Exercise prompt — How many lines in the listing below include the word "label"? Reply with the count alone.

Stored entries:
————————

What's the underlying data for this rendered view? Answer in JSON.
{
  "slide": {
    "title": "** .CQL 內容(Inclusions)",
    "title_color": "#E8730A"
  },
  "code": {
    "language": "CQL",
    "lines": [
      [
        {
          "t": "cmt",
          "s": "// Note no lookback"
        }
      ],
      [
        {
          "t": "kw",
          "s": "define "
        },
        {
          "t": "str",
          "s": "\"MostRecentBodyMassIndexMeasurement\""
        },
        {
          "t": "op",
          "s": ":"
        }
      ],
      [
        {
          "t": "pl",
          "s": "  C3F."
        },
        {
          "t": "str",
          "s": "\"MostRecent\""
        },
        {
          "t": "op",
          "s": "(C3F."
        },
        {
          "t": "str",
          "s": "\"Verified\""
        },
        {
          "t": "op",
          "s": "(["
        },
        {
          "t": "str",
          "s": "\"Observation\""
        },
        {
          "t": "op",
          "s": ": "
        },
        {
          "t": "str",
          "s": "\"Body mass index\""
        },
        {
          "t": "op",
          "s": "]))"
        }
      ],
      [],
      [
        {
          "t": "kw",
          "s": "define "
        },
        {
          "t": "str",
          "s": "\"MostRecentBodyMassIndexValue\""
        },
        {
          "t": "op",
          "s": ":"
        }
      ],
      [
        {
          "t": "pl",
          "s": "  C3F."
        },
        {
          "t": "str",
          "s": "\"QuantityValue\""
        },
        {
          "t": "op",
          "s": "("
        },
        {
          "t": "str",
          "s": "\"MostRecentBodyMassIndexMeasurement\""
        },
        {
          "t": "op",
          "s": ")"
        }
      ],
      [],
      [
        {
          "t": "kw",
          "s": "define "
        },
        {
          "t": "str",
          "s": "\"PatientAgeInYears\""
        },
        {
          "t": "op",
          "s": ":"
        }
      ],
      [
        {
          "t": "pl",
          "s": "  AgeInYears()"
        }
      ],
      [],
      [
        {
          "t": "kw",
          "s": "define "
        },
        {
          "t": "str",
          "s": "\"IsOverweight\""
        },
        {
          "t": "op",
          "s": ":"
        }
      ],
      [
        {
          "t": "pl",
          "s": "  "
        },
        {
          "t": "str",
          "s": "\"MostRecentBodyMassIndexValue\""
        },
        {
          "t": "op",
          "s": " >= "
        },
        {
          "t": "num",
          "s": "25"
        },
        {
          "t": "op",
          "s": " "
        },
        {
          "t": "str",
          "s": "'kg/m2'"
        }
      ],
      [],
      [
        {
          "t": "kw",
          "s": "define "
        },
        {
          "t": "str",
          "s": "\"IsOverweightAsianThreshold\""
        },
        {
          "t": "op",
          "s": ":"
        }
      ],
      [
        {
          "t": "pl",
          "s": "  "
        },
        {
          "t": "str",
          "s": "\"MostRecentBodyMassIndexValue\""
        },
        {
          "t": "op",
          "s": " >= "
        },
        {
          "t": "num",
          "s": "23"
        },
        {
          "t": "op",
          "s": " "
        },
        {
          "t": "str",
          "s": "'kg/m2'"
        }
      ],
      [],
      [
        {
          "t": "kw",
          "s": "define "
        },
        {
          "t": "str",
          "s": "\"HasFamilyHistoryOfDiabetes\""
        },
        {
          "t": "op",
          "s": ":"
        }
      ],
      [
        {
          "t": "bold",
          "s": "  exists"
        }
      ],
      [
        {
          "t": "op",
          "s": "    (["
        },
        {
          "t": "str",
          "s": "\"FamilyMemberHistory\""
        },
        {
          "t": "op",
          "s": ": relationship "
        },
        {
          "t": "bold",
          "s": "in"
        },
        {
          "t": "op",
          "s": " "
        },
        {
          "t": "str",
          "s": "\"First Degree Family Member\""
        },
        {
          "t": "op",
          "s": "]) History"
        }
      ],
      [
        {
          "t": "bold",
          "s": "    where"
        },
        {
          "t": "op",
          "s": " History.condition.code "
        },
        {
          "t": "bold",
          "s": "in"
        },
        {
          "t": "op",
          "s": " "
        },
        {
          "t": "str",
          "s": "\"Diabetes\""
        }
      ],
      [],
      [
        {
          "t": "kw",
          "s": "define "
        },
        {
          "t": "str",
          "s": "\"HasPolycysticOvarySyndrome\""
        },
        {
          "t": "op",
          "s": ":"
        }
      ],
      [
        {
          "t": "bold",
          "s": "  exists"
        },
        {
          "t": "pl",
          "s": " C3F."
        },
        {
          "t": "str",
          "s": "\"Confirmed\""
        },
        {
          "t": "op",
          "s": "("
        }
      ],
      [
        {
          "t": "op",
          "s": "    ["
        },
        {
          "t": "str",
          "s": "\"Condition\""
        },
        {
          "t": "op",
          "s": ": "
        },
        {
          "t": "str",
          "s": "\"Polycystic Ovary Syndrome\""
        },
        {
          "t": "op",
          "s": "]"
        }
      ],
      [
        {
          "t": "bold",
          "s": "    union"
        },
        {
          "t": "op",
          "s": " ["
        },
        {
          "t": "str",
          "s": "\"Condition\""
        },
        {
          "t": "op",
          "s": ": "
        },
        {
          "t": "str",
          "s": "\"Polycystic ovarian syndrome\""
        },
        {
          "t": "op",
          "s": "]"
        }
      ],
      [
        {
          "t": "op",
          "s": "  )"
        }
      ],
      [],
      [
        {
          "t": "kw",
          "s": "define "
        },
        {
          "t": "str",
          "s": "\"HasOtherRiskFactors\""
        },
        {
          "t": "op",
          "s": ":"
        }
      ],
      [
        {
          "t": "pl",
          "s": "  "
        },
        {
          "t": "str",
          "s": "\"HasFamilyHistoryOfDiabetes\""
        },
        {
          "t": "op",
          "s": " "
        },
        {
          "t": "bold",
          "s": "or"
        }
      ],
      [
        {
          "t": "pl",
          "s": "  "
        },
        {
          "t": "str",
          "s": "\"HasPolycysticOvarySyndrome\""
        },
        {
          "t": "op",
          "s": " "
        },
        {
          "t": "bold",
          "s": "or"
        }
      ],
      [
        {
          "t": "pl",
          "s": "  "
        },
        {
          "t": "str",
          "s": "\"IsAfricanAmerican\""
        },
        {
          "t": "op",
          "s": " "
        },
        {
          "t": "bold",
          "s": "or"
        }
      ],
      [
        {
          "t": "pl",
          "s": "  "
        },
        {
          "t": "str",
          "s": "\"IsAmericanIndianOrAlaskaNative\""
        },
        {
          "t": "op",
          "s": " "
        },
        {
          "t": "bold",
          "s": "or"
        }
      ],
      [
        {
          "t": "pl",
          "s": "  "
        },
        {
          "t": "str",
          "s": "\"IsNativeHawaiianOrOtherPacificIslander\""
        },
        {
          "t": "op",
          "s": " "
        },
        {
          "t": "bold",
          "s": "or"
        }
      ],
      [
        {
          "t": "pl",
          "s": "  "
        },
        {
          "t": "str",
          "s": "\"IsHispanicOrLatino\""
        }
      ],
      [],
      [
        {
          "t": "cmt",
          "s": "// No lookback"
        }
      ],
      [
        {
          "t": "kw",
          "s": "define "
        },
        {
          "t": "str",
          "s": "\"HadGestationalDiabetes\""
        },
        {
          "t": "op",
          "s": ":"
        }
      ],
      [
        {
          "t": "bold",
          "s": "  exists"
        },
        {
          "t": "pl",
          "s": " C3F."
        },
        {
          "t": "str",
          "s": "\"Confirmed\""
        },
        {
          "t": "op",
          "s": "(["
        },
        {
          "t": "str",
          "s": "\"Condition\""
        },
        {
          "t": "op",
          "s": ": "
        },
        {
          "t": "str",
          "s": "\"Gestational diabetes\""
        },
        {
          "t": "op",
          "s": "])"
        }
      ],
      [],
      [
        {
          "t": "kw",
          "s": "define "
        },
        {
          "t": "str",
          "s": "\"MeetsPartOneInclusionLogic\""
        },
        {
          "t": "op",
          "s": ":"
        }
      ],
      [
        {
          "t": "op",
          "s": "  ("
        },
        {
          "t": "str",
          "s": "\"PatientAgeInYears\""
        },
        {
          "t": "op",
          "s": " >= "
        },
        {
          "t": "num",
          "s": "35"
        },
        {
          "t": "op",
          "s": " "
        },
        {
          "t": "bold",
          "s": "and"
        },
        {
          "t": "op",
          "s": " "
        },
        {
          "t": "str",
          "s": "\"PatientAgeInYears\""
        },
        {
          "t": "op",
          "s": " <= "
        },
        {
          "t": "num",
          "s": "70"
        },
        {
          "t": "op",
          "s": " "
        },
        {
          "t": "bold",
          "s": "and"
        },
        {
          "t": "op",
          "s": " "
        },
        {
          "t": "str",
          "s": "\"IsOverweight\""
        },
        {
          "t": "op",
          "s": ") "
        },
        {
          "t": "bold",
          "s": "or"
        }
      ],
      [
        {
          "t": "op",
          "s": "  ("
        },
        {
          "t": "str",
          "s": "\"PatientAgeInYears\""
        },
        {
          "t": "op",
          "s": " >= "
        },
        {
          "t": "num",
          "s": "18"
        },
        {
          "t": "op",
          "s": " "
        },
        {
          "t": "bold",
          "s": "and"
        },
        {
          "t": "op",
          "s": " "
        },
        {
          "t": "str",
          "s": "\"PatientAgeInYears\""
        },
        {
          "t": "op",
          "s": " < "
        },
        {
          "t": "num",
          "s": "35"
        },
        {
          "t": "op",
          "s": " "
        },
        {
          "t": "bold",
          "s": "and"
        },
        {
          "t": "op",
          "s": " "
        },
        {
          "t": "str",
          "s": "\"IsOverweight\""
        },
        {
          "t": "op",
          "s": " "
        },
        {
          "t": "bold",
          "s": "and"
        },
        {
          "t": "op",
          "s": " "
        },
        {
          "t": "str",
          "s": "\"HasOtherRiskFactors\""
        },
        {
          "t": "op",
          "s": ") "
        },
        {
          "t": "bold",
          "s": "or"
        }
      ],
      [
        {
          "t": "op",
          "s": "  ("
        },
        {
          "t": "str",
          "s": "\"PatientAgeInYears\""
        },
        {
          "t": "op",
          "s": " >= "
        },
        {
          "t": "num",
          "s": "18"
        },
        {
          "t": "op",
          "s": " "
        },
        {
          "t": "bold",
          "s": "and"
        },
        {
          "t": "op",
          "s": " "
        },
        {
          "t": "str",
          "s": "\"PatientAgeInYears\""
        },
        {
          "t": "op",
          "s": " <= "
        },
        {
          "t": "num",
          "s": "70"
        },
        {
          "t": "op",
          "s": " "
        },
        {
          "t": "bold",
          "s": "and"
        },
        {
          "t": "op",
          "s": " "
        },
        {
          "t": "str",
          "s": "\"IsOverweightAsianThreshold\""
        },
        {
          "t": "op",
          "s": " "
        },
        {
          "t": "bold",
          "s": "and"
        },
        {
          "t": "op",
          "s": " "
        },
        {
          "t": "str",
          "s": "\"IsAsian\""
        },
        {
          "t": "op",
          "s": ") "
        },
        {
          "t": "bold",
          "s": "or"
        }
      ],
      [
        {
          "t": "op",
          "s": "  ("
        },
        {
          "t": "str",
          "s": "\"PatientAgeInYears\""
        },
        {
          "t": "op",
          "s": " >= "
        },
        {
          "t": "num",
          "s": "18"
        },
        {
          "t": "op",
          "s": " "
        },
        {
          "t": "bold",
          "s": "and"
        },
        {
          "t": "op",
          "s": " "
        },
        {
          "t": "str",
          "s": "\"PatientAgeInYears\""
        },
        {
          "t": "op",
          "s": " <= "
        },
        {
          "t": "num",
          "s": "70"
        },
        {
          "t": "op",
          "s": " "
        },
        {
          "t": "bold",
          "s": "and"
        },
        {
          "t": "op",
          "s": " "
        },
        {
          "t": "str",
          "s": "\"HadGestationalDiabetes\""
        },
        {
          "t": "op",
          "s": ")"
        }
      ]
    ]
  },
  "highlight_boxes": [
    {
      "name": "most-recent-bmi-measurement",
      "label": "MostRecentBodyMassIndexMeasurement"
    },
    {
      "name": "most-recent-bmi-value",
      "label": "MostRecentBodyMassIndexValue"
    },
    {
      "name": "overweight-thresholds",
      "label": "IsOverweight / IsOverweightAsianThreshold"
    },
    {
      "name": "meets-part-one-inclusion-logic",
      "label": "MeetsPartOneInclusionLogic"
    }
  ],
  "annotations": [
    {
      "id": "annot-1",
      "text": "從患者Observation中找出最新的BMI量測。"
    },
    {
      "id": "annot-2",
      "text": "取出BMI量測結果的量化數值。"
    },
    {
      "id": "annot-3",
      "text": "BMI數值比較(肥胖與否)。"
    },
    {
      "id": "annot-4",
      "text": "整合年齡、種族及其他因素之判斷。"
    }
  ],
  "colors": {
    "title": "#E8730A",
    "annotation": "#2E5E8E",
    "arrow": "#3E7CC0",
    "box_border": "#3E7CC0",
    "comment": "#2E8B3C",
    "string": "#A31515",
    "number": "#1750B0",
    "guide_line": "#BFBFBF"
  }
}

————————

Correct response — 4